-- Begin Records to process --
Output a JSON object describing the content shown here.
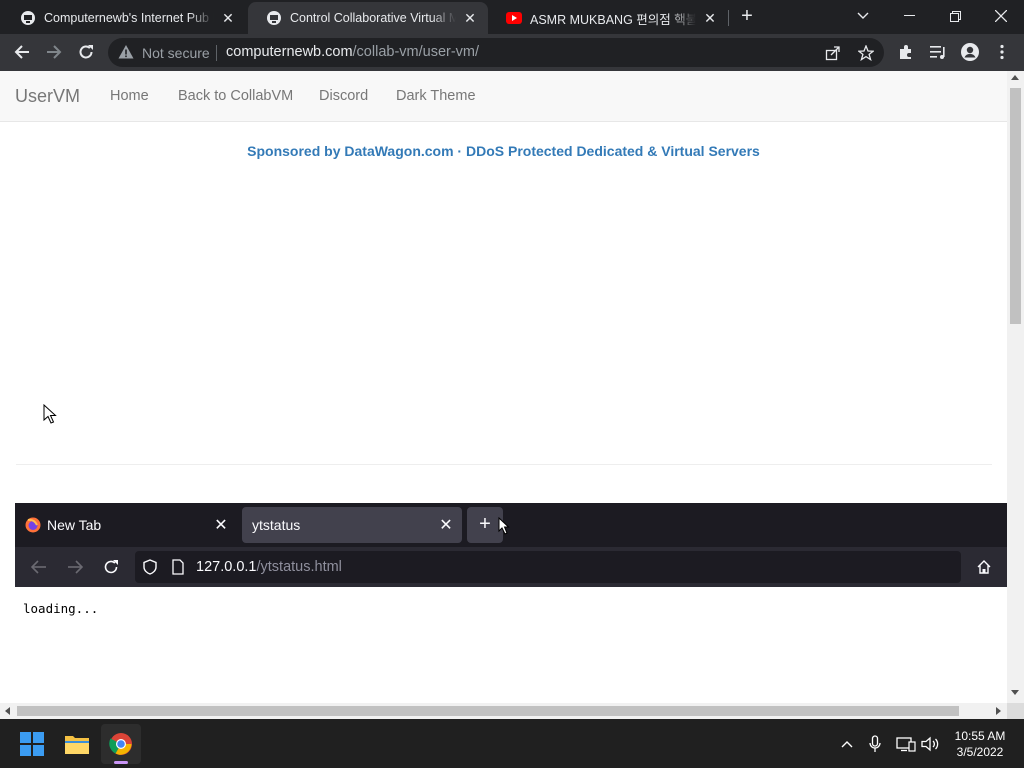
{
  "browser": {
    "tabs": [
      {
        "title": "Computernewb's Internet Pub Hub",
        "icon": "vm-logo-icon",
        "active": false
      },
      {
        "title": "Control Collaborative Virtual Machines",
        "icon": "vm-logo-icon",
        "active": true
      },
      {
        "title": "ASMR MUKBANG 편의점 핵불닭",
        "icon": "youtube-icon",
        "active": false
      }
    ],
    "new_tab_label": "+",
    "security_label": "Not secure",
    "url_host": "computernewb.com",
    "url_path": "/collab-vm/user-vm/"
  },
  "page": {
    "brand": "UserVM",
    "nav": [
      "Home",
      "Back to CollabVM",
      "Discord",
      "Dark Theme"
    ],
    "sponsor_text": "Sponsored by DataWagon.com · DDoS Protected Dedicated & Virtual Servers"
  },
  "vm": {
    "tabs": [
      {
        "title": "New Tab",
        "icon": "firefox-icon",
        "selected": false
      },
      {
        "title": "ytstatus",
        "icon": "",
        "selected": true
      }
    ],
    "new_tab_label": "+",
    "url_host": "127.0.0.1",
    "url_path": "/ytstatus.html",
    "content_text": "loading..."
  },
  "taskbar": {
    "time": "10:55 AM",
    "date": "3/5/2022"
  },
  "colors": {
    "chrome_dark": "#202124",
    "chrome_toolbar": "#35363a",
    "link_blue": "#337ab7",
    "firefox_dark": "#1c1b22"
  }
}
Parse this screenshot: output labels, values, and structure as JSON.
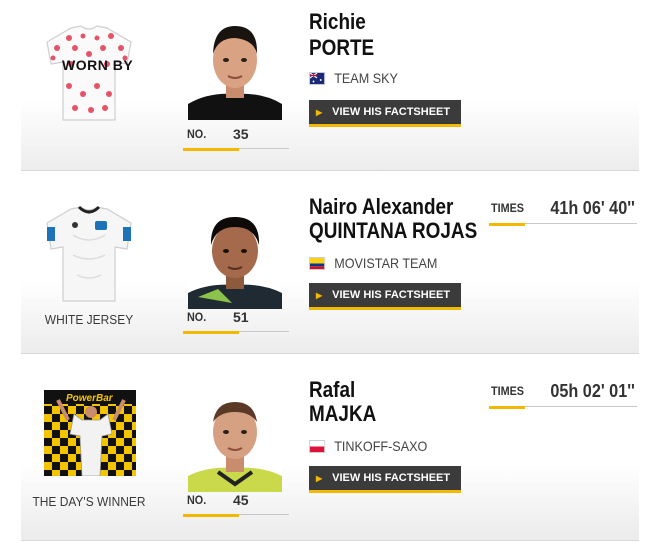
{
  "riders": [
    {
      "first_name": "Richie",
      "last_name": "PORTE",
      "team": "TEAM SKY",
      "flag": "australia-flag",
      "no_label": "NO.",
      "number": "35",
      "factsheet_label": "VIEW HIS FACTSHEET",
      "jersey_overlay": "WORN BY",
      "jersey_icon": "polka-dot-jersey-icon"
    },
    {
      "first_name": "Nairo Alexander",
      "last_name": "QUINTANA ROJAS",
      "team": "MOVISTAR TEAM",
      "flag": "colombia-flag",
      "no_label": "NO.",
      "number": "51",
      "factsheet_label": "VIEW HIS FACTSHEET",
      "jersey_label": "WHITE JERSEY",
      "jersey_icon": "white-jersey-icon",
      "times_label": "TIMES",
      "time": "41h 06' 40''"
    },
    {
      "first_name": "Rafal",
      "last_name": "MAJKA",
      "team": "TINKOFF-SAXO",
      "flag": "poland-flag",
      "no_label": "NO.",
      "number": "45",
      "factsheet_label": "VIEW HIS FACTSHEET",
      "jersey_label": "THE DAY'S WINNER",
      "jersey_icon": "podium-winner-icon",
      "banner_text": "PowerBar",
      "times_label": "TIMES",
      "time": "05h 02' 01''"
    }
  ],
  "colors": {
    "accent": "#f5b800",
    "button_bg": "#3b3b3b",
    "polka_dot": "#e2364e"
  }
}
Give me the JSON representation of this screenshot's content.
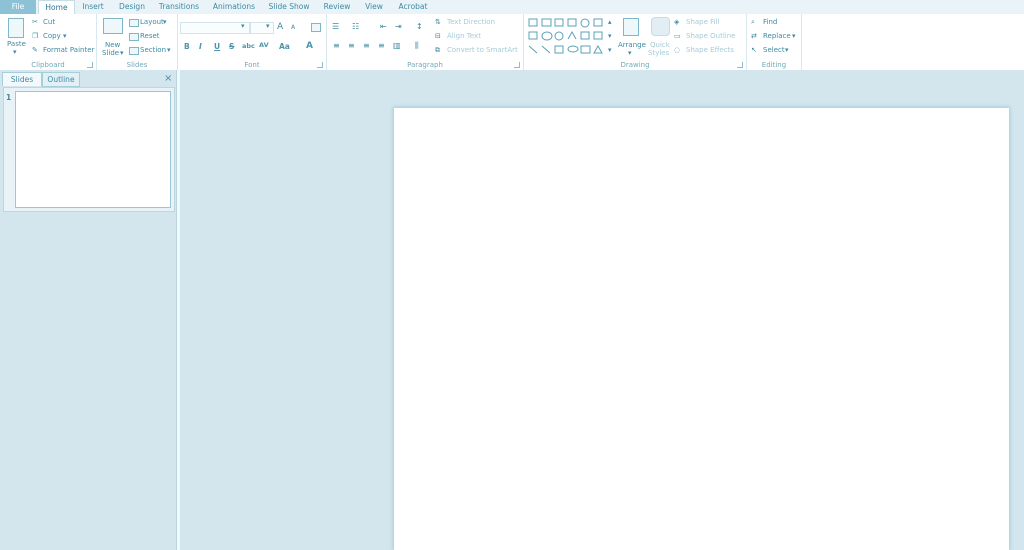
{
  "tabs": [
    {
      "label": "File"
    },
    {
      "label": "Home"
    },
    {
      "label": "Insert"
    },
    {
      "label": "Design"
    },
    {
      "label": "Transitions"
    },
    {
      "label": "Animations"
    },
    {
      "label": "Slide Show"
    },
    {
      "label": "Review"
    },
    {
      "label": "View"
    },
    {
      "label": "Acrobat"
    }
  ],
  "clipboard": {
    "label": "Clipboard",
    "paste": "Paste",
    "cut": "Cut",
    "copy": "Copy",
    "format_painter": "Format Painter"
  },
  "slides_group": {
    "label": "Slides",
    "new_slide": "New",
    "new_slide2": "Slide",
    "layout": "Layout",
    "reset": "Reset",
    "section": "Section"
  },
  "font": {
    "label": "Font",
    "bold": "B",
    "italic": "I",
    "underline": "U",
    "strike": "S",
    "shadow": "abc",
    "spacing": "AV",
    "case": "Aa",
    "grow": "A",
    "shrink": "A",
    "color": "A"
  },
  "paragraph": {
    "label": "Paragraph",
    "text_direction": "Text Direction",
    "align_text": "Align Text",
    "convert": "Convert to SmartArt"
  },
  "drawing": {
    "label": "Drawing",
    "arrange": "Arrange",
    "quick": "Quick",
    "styles": "Styles",
    "shape_fill": "Shape Fill",
    "shape_outline": "Shape Outline",
    "shape_effects": "Shape Effects"
  },
  "editing": {
    "label": "Editing",
    "find": "Find",
    "replace": "Replace",
    "select": "Select"
  },
  "pane": {
    "tab_slides": "Slides",
    "tab_outline": "Outline",
    "close": "×",
    "slide_number": "1"
  },
  "colors": {
    "accent": "#8dc2d6",
    "background": "#d3e6ee"
  }
}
-- End Records to process --
* _The problem_
Your task is to copy the entries in full and exactly, without any images.

* _The solution_
Output a JSON object describing the content shown here.
{
  "browser": {
    "tabs": [
      {
        "title": "Computernewb's Internet Pub Hub",
        "icon": "vm-logo-icon",
        "active": false
      },
      {
        "title": "Control Collaborative Virtual Machines",
        "icon": "vm-logo-icon",
        "active": true
      },
      {
        "title": "ASMR MUKBANG 편의점 핵불닭",
        "icon": "youtube-icon",
        "active": false
      }
    ],
    "new_tab_label": "+",
    "security_label": "Not secure",
    "url_host": "computernewb.com",
    "url_path": "/collab-vm/user-vm/"
  },
  "page": {
    "brand": "UserVM",
    "nav": [
      "Home",
      "Back to CollabVM",
      "Discord",
      "Dark Theme"
    ],
    "sponsor_text": "Sponsored by DataWagon.com · DDoS Protected Dedicated & Virtual Servers"
  },
  "vm": {
    "tabs": [
      {
        "title": "New Tab",
        "icon": "firefox-icon",
        "selected": false
      },
      {
        "title": "ytstatus",
        "icon": "",
        "selected": true
      }
    ],
    "new_tab_label": "+",
    "url_host": "127.0.0.1",
    "url_path": "/ytstatus.html",
    "content_text": "loading..."
  },
  "taskbar": {
    "time": "10:55 AM",
    "date": "3/5/2022"
  },
  "colors": {
    "chrome_dark": "#202124",
    "chrome_toolbar": "#35363a",
    "link_blue": "#337ab7",
    "firefox_dark": "#1c1b22"
  }
}
Parse this screenshot: output labels, values, and structure as JSON.
{
  "riders": [
    {
      "first_name": "Richie",
      "last_name": "PORTE",
      "team": "TEAM SKY",
      "flag": "australia-flag",
      "no_label": "NO.",
      "number": "35",
      "factsheet_label": "VIEW HIS FACTSHEET",
      "jersey_overlay": "WORN BY",
      "jersey_icon": "polka-dot-jersey-icon"
    },
    {
      "first_name": "Nairo Alexander",
      "last_name": "QUINTANA ROJAS",
      "team": "MOVISTAR TEAM",
      "flag": "colombia-flag",
      "no_label": "NO.",
      "number": "51",
      "factsheet_label": "VIEW HIS FACTSHEET",
      "jersey_label": "WHITE JERSEY",
      "jersey_icon": "white-jersey-icon",
      "times_label": "TIMES",
      "time": "41h 06' 40''"
    },
    {
      "first_name": "Rafal",
      "last_name": "MAJKA",
      "team": "TINKOFF-SAXO",
      "flag": "poland-flag",
      "no_label": "NO.",
      "number": "45",
      "factsheet_label": "VIEW HIS FACTSHEET",
      "jersey_label": "THE DAY'S WINNER",
      "jersey_icon": "podium-winner-icon",
      "banner_text": "PowerBar",
      "times_label": "TIMES",
      "time": "05h 02' 01''"
    }
  ],
  "colors": {
    "accent": "#f5b800",
    "button_bg": "#3b3b3b",
    "polka_dot": "#e2364e"
  }
}
Give me the JSON representation of this screenshot's content.
{
  "tabs": [
    {
      "label": "File"
    },
    {
      "label": "Home"
    },
    {
      "label": "Insert"
    },
    {
      "label": "Design"
    },
    {
      "label": "Transitions"
    },
    {
      "label": "Animations"
    },
    {
      "label": "Slide Show"
    },
    {
      "label": "Review"
    },
    {
      "label": "View"
    },
    {
      "label": "Acrobat"
    }
  ],
  "clipboard": {
    "label": "Clipboard",
    "paste": "Paste",
    "cut": "Cut",
    "copy": "Copy",
    "format_painter": "Format Painter"
  },
  "slides_group": {
    "label": "Slides",
    "new_slide": "New",
    "new_slide2": "Slide",
    "layout": "Layout",
    "reset": "Reset",
    "section": "Section"
  },
  "font": {
    "label": "Font",
    "bold": "B",
    "italic": "I",
    "underline": "U",
    "strike": "S",
    "shadow": "abc",
    "spacing": "AV",
    "case": "Aa",
    "grow": "A",
    "shrink": "A",
    "color": "A"
  },
  "paragraph": {
    "label": "Paragraph",
    "text_direction": "Text Direction",
    "align_text": "Align Text",
    "convert": "Convert to SmartArt"
  },
  "drawing": {
    "label": "Drawing",
    "arrange": "Arrange",
    "quick": "Quick",
    "styles": "Styles",
    "shape_fill": "Shape Fill",
    "shape_outline": "Shape Outline",
    "shape_effects": "Shape Effects"
  },
  "editing": {
    "label": "Editing",
    "find": "Find",
    "replace": "Replace",
    "select": "Select"
  },
  "pane": {
    "tab_slides": "Slides",
    "tab_outline": "Outline",
    "close": "×",
    "slide_number": "1"
  },
  "colors": {
    "accent": "#8dc2d6",
    "background": "#d3e6ee"
  }
}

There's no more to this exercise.